--- begin Task inputs ---

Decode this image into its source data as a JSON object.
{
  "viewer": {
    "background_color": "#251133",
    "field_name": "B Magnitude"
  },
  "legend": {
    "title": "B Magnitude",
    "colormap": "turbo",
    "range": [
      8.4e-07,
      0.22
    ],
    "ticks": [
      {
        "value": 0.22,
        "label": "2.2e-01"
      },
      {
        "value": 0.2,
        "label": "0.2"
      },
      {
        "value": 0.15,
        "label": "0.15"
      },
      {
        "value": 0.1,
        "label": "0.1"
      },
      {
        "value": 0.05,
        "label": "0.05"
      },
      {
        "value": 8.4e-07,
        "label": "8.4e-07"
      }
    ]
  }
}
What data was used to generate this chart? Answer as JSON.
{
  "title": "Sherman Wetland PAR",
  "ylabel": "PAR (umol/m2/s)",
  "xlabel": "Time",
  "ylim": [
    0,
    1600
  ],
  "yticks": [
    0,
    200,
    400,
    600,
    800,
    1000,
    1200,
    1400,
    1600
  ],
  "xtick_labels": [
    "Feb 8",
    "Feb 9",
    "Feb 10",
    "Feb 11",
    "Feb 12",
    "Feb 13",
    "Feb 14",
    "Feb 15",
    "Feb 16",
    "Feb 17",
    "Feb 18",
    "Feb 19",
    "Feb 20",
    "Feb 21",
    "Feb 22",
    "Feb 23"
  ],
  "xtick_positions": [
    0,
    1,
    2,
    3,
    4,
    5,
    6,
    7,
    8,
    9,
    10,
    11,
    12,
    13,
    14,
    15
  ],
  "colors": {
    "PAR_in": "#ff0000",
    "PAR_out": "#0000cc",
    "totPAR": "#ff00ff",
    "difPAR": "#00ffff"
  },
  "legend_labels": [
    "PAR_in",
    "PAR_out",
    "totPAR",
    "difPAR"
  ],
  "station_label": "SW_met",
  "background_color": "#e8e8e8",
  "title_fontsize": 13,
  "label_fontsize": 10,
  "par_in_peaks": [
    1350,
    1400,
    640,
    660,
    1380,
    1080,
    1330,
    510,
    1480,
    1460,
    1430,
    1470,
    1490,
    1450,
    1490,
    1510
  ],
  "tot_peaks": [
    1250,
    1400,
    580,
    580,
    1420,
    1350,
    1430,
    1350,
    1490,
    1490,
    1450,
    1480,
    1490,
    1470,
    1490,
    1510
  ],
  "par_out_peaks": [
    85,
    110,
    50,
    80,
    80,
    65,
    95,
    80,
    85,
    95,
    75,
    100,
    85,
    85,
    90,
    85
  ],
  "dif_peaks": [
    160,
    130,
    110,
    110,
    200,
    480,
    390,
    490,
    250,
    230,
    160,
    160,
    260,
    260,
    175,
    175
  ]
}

--- end Task inputs ---

* _Exercise aim_: Recopy all the lines exactly as they appear.

* _Response to this exercise_:
Decode this image into its source data as a JSON object.
{
  "viewer": {
    "background_color": "#251133",
    "field_name": "B Magnitude"
  },
  "legend": {
    "title": "B Magnitude",
    "colormap": "turbo",
    "range": [
      8.4e-07,
      0.22
    ],
    "ticks": [
      {
        "value": 0.22,
        "label": "2.2e-01"
      },
      {
        "value": 0.2,
        "label": "0.2"
      },
      {
        "value": 0.15,
        "label": "0.15"
      },
      {
        "value": 0.1,
        "label": "0.1"
      },
      {
        "value": 0.05,
        "label": "0.05"
      },
      {
        "value": 8.4e-07,
        "label": "8.4e-07"
      }
    ]
  }
}
What data was used to generate this chart? Answer as JSON.
{
  "title": "Sherman Wetland PAR",
  "ylabel": "PAR (umol/m2/s)",
  "xlabel": "Time",
  "ylim": [
    0,
    1600
  ],
  "yticks": [
    0,
    200,
    400,
    600,
    800,
    1000,
    1200,
    1400,
    1600
  ],
  "xtick_labels": [
    "Feb 8",
    "Feb 9",
    "Feb 10",
    "Feb 11",
    "Feb 12",
    "Feb 13",
    "Feb 14",
    "Feb 15",
    "Feb 16",
    "Feb 17",
    "Feb 18",
    "Feb 19",
    "Feb 20",
    "Feb 21",
    "Feb 22",
    "Feb 23"
  ],
  "xtick_positions": [
    0,
    1,
    2,
    3,
    4,
    5,
    6,
    7,
    8,
    9,
    10,
    11,
    12,
    13,
    14,
    15
  ],
  "colors": {
    "PAR_in": "#ff0000",
    "PAR_out": "#0000cc",
    "totPAR": "#ff00ff",
    "difPAR": "#00ffff"
  },
  "legend_labels": [
    "PAR_in",
    "PAR_out",
    "totPAR",
    "difPAR"
  ],
  "station_label": "SW_met",
  "background_color": "#e8e8e8",
  "title_fontsize": 13,
  "label_fontsize": 10,
  "par_in_peaks": [
    1350,
    1400,
    640,
    660,
    1380,
    1080,
    1330,
    510,
    1480,
    1460,
    1430,
    1470,
    1490,
    1450,
    1490,
    1510
  ],
  "tot_peaks": [
    1250,
    1400,
    580,
    580,
    1420,
    1350,
    1430,
    1350,
    1490,
    1490,
    1450,
    1480,
    1490,
    1470,
    1490,
    1510
  ],
  "par_out_peaks": [
    85,
    110,
    50,
    80,
    80,
    65,
    95,
    80,
    85,
    95,
    75,
    100,
    85,
    85,
    90,
    85
  ],
  "dif_peaks": [
    160,
    130,
    110,
    110,
    200,
    480,
    390,
    490,
    250,
    230,
    160,
    160,
    260,
    260,
    175,
    175
  ]
}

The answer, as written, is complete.